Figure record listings
(begin)

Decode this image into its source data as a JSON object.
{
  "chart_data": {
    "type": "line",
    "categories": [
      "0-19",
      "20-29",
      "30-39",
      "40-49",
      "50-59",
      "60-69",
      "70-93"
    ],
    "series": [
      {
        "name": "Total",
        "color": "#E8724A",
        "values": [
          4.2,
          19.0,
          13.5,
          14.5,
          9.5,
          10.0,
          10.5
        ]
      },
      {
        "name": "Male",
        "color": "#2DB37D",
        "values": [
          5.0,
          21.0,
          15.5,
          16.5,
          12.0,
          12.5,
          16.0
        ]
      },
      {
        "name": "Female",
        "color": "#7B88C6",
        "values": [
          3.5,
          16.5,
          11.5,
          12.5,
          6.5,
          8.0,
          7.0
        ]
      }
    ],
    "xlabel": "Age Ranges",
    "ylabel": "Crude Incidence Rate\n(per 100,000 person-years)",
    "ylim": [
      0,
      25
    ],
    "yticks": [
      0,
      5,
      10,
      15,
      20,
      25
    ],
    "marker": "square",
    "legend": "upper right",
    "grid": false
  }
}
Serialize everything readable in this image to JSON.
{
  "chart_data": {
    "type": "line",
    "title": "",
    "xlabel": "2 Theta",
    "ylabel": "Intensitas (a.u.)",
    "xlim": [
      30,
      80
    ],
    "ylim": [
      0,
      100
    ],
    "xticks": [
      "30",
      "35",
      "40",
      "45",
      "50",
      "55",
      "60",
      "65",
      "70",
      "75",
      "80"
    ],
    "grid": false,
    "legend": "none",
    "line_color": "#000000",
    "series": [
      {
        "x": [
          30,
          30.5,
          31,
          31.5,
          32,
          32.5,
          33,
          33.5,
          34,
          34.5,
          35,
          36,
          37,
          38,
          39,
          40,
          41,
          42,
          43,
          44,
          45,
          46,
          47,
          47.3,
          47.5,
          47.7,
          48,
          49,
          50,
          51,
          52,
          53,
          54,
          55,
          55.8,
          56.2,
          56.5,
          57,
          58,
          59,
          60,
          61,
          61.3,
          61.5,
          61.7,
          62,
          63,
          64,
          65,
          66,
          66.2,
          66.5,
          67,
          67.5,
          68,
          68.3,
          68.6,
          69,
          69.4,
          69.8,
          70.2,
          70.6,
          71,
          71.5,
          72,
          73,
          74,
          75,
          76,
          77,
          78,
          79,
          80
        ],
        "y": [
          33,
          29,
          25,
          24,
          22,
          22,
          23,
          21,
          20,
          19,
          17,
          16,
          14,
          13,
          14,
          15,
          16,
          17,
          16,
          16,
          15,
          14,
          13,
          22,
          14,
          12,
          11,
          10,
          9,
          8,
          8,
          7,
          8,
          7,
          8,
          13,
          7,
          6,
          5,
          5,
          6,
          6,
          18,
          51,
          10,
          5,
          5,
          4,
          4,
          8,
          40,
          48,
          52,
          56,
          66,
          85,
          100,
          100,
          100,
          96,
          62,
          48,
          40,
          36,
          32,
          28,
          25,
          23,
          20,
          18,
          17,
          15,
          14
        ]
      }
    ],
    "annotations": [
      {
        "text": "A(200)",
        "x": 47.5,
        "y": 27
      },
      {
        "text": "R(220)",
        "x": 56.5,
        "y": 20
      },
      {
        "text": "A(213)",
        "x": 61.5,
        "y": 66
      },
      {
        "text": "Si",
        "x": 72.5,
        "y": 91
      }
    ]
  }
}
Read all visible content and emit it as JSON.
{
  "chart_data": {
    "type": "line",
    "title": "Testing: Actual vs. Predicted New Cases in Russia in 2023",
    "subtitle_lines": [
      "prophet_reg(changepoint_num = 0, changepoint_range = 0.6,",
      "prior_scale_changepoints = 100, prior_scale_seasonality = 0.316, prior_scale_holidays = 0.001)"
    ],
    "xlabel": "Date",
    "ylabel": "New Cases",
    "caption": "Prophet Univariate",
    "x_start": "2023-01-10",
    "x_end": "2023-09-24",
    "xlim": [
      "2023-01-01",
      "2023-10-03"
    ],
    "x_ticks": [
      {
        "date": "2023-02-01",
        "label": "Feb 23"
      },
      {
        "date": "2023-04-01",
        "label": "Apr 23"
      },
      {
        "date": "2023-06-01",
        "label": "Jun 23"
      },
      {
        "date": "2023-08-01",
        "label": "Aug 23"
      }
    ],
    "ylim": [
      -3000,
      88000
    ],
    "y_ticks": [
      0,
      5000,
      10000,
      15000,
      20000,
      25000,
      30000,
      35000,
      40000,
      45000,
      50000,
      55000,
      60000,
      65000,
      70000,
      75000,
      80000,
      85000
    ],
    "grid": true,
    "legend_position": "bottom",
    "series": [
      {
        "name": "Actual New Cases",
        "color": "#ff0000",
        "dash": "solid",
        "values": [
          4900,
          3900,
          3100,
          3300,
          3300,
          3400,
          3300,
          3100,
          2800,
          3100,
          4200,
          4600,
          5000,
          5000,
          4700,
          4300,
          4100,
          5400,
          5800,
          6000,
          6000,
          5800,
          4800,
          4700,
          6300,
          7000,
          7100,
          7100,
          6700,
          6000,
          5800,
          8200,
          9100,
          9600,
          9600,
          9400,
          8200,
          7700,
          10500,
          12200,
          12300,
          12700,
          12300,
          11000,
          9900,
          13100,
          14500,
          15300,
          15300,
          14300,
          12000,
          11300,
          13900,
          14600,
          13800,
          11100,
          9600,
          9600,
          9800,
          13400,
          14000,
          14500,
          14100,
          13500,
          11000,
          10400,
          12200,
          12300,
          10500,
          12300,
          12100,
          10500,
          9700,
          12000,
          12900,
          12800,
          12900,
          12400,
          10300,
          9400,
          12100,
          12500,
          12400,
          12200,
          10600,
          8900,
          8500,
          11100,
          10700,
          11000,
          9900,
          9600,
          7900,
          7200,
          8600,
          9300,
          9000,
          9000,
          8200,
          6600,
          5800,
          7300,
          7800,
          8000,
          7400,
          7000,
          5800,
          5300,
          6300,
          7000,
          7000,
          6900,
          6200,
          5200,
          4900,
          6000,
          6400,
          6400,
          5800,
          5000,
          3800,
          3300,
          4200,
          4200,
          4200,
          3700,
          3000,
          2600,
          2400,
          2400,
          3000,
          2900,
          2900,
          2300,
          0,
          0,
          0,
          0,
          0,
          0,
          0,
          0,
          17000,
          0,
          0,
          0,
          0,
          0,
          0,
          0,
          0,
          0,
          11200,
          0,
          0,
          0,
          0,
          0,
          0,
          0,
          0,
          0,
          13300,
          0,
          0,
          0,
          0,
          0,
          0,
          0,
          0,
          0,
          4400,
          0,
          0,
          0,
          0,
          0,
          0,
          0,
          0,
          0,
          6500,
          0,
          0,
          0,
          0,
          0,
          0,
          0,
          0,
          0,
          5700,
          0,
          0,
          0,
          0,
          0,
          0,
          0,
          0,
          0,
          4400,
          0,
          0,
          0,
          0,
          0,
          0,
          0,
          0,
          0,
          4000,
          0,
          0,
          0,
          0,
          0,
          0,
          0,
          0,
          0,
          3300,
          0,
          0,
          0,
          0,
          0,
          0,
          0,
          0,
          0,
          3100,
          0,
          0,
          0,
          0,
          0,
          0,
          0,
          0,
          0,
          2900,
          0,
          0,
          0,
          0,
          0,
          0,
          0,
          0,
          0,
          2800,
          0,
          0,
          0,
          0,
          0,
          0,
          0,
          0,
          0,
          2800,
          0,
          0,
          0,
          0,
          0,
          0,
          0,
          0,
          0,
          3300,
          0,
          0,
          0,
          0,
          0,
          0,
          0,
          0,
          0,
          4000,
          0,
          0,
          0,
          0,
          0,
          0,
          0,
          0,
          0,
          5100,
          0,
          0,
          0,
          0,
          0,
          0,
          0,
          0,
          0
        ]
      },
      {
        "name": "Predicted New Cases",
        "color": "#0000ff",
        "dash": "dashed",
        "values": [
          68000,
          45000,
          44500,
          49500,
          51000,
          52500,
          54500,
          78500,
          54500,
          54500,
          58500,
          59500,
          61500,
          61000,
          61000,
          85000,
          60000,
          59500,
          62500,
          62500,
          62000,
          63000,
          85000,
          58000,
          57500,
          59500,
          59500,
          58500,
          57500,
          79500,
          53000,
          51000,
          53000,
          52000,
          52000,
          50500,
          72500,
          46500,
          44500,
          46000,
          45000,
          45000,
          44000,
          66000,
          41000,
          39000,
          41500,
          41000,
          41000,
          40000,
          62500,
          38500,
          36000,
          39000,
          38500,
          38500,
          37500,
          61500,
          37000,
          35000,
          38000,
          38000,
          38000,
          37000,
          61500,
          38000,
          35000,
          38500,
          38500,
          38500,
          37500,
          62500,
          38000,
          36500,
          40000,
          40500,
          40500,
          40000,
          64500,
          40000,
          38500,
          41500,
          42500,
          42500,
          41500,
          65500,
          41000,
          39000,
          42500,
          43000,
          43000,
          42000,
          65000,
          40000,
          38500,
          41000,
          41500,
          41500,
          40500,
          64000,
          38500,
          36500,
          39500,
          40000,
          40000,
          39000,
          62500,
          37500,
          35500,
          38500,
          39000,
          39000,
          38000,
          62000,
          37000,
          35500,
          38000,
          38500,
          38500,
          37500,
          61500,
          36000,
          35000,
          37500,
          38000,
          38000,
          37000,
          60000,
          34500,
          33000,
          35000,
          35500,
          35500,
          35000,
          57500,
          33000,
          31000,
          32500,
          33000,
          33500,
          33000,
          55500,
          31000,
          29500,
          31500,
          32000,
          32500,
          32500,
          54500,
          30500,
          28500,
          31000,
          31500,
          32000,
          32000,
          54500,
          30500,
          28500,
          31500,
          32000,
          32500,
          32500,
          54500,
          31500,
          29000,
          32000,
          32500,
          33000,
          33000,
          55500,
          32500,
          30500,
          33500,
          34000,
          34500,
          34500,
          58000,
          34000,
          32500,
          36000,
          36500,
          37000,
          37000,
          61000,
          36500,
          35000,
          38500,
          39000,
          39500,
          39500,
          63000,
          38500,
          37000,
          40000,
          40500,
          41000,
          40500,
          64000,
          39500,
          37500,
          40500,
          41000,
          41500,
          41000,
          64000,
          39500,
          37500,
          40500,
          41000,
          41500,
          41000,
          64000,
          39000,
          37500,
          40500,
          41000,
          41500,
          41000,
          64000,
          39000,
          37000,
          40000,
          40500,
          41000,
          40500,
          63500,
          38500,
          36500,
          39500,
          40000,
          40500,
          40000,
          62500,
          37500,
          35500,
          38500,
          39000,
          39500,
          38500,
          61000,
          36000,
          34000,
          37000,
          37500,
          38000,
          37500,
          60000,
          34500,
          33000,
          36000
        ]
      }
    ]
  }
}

(end)

EXERCISE INSTRUCTIONS: Using the listing above, return all lines where the word "text" occurs.

RESULT BELOW:
        "text": "A(200)",
        "text": "R(220)",
        "text": "A(213)",
        "text": "Si",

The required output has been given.